Stored data entries

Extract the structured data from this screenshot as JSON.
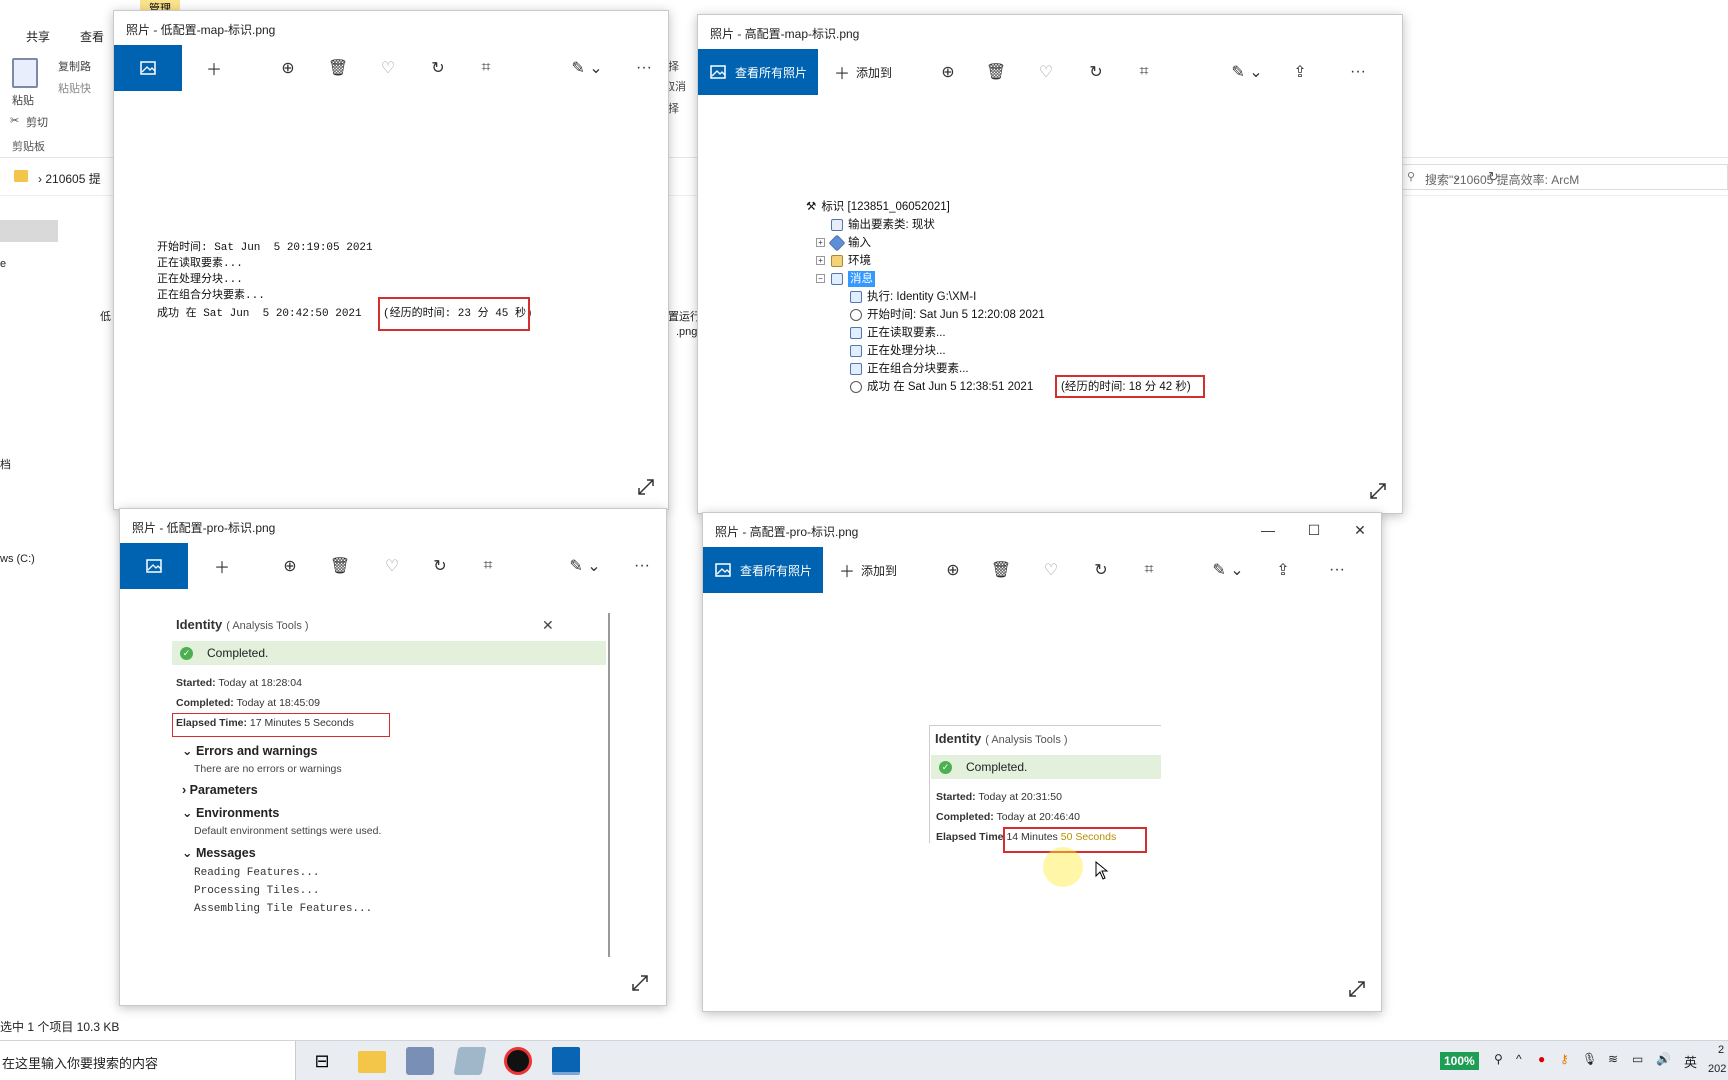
{
  "explorer": {
    "manage_tab": "管理",
    "tabs": [
      "共享",
      "查看"
    ],
    "copy_path": "复制路",
    "paste_shortcut": "粘贴快",
    "paste": "粘贴",
    "cut": "剪切",
    "clipboard": "剪贴板",
    "right_frag_1": "择",
    "right_frag_2": "取消",
    "right_frag_3": "择",
    "address": "210605 提",
    "search_placeholder": "搜索\"210605 提高效率: ArcM",
    "side_docs": "档",
    "side_drive": "ws (C:)",
    "side_e": "e",
    "file_frag_left": "低",
    "file_frag_right": "置运行",
    "file_frag_right2": ".png",
    "status": "选中 1 个项目  10.3 KB"
  },
  "win1": {
    "title": "照片 - 低配置-map-标识.png",
    "log": {
      "line1": "开始时间: Sat Jun  5 20:19:05 2021",
      "line2": "正在读取要素...",
      "line3": "正在处理分块...",
      "line4": "正在组合分块要素...",
      "line5_prefix": "成功 在 Sat Jun  5 20:42:50 2021",
      "line5_elapsed": "(经历的时间: 23 分 45 秒)"
    }
  },
  "win2": {
    "title": "照片 - 高配置-map-标识.png",
    "view_all": "查看所有照片",
    "add_to": "添加到",
    "tree": {
      "root": "标识 [123851_06052021]",
      "output_type": "输出要素类: 现状",
      "input": "输入",
      "env": "环境",
      "messages": "消息",
      "exec": "执行: Identity G:\\XM-I",
      "start": "开始时间: Sat Jun  5 12:20:08 2021",
      "read": "正在读取要素...",
      "process": "正在处理分块...",
      "assemble": "正在组合分块要素...",
      "success_prefix": "成功 在 Sat Jun  5 12:38:51 2021",
      "success_elapsed": "(经历的时间: 18 分 42 秒)"
    }
  },
  "win3": {
    "title": "照片 - 低配置-pro-标识.png",
    "pro": {
      "tool": "Identity",
      "toolbox": "( Analysis Tools )",
      "completed": "Completed.",
      "started_label": "Started:",
      "started_value": "Today at 18:28:04",
      "completed_label": "Completed:",
      "completed_value": "Today at 18:45:09",
      "elapsed_label": "Elapsed Time:",
      "elapsed_value": "17 Minutes 5 Seconds",
      "errors_heading": "Errors and warnings",
      "errors_note": "There are no errors or warnings",
      "parameters_heading": "Parameters",
      "env_heading": "Environments",
      "env_note": "Default environment settings were used.",
      "messages_heading": "Messages",
      "msg1": "Reading Features...",
      "msg2": "Processing Tiles...",
      "msg3": "Assembling Tile Features..."
    }
  },
  "win4": {
    "title": "照片 - 高配置-pro-标识.png",
    "view_all": "查看所有照片",
    "add_to": "添加到",
    "pro": {
      "tool": "Identity",
      "toolbox": "( Analysis Tools )",
      "completed": "Completed.",
      "started_label": "Started:",
      "started_value": "Today at 20:31:50",
      "completed_label": "Completed:",
      "completed_value": "Today at 20:46:40",
      "elapsed_label": "Elapsed Time",
      "elapsed_value_a": "14 Minutes",
      "elapsed_value_b": "50 Seconds"
    }
  },
  "taskbar": {
    "search_text": "在这里输入你要搜索的内容",
    "zoom": "100%",
    "ime": "英",
    "clock_a": "2",
    "clock_b": "202"
  },
  "colors": {
    "accent_blue": "#0063b1",
    "highlight_red": "#d32f2f",
    "completed_green": "#e2f0dc"
  }
}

Work to be completed ▸ Transcribe the full listing character for character. Pictures are excluded.

Solution to this exercise ▸
Extract the structured data from this screenshot as JSON.
{
  "explorer": {
    "manage_tab": "管理",
    "tabs": [
      "共享",
      "查看"
    ],
    "copy_path": "复制路",
    "paste_shortcut": "粘贴快",
    "paste": "粘贴",
    "cut": "剪切",
    "clipboard": "剪贴板",
    "right_frag_1": "择",
    "right_frag_2": "取消",
    "right_frag_3": "择",
    "address": "210605 提",
    "search_placeholder": "搜索\"210605 提高效率: ArcM",
    "side_docs": "档",
    "side_drive": "ws (C:)",
    "side_e": "e",
    "file_frag_left": "低",
    "file_frag_right": "置运行",
    "file_frag_right2": ".png",
    "status": "选中 1 个项目  10.3 KB"
  },
  "win1": {
    "title": "照片 - 低配置-map-标识.png",
    "log": {
      "line1": "开始时间: Sat Jun  5 20:19:05 2021",
      "line2": "正在读取要素...",
      "line3": "正在处理分块...",
      "line4": "正在组合分块要素...",
      "line5_prefix": "成功 在 Sat Jun  5 20:42:50 2021",
      "line5_elapsed": "(经历的时间: 23 分 45 秒)"
    }
  },
  "win2": {
    "title": "照片 - 高配置-map-标识.png",
    "view_all": "查看所有照片",
    "add_to": "添加到",
    "tree": {
      "root": "标识 [123851_06052021]",
      "output_type": "输出要素类: 现状",
      "input": "输入",
      "env": "环境",
      "messages": "消息",
      "exec": "执行: Identity G:\\XM-I",
      "start": "开始时间: Sat Jun  5 12:20:08 2021",
      "read": "正在读取要素...",
      "process": "正在处理分块...",
      "assemble": "正在组合分块要素...",
      "success_prefix": "成功 在 Sat Jun  5 12:38:51 2021",
      "success_elapsed": "(经历的时间: 18 分 42 秒)"
    }
  },
  "win3": {
    "title": "照片 - 低配置-pro-标识.png",
    "pro": {
      "tool": "Identity",
      "toolbox": "( Analysis Tools )",
      "completed": "Completed.",
      "started_label": "Started:",
      "started_value": "Today at 18:28:04",
      "completed_label": "Completed:",
      "completed_value": "Today at 18:45:09",
      "elapsed_label": "Elapsed Time:",
      "elapsed_value": "17 Minutes 5 Seconds",
      "errors_heading": "Errors and warnings",
      "errors_note": "There are no errors or warnings",
      "parameters_heading": "Parameters",
      "env_heading": "Environments",
      "env_note": "Default environment settings were used.",
      "messages_heading": "Messages",
      "msg1": "Reading Features...",
      "msg2": "Processing Tiles...",
      "msg3": "Assembling Tile Features..."
    }
  },
  "win4": {
    "title": "照片 - 高配置-pro-标识.png",
    "view_all": "查看所有照片",
    "add_to": "添加到",
    "pro": {
      "tool": "Identity",
      "toolbox": "( Analysis Tools )",
      "completed": "Completed.",
      "started_label": "Started:",
      "started_value": "Today at 20:31:50",
      "completed_label": "Completed:",
      "completed_value": "Today at 20:46:40",
      "elapsed_label": "Elapsed Time",
      "elapsed_value_a": "14 Minutes",
      "elapsed_value_b": "50 Seconds"
    }
  },
  "taskbar": {
    "search_text": "在这里输入你要搜索的内容",
    "zoom": "100%",
    "ime": "英",
    "clock_a": "2",
    "clock_b": "202"
  },
  "colors": {
    "accent_blue": "#0063b1",
    "highlight_red": "#d32f2f",
    "completed_green": "#e2f0dc"
  }
}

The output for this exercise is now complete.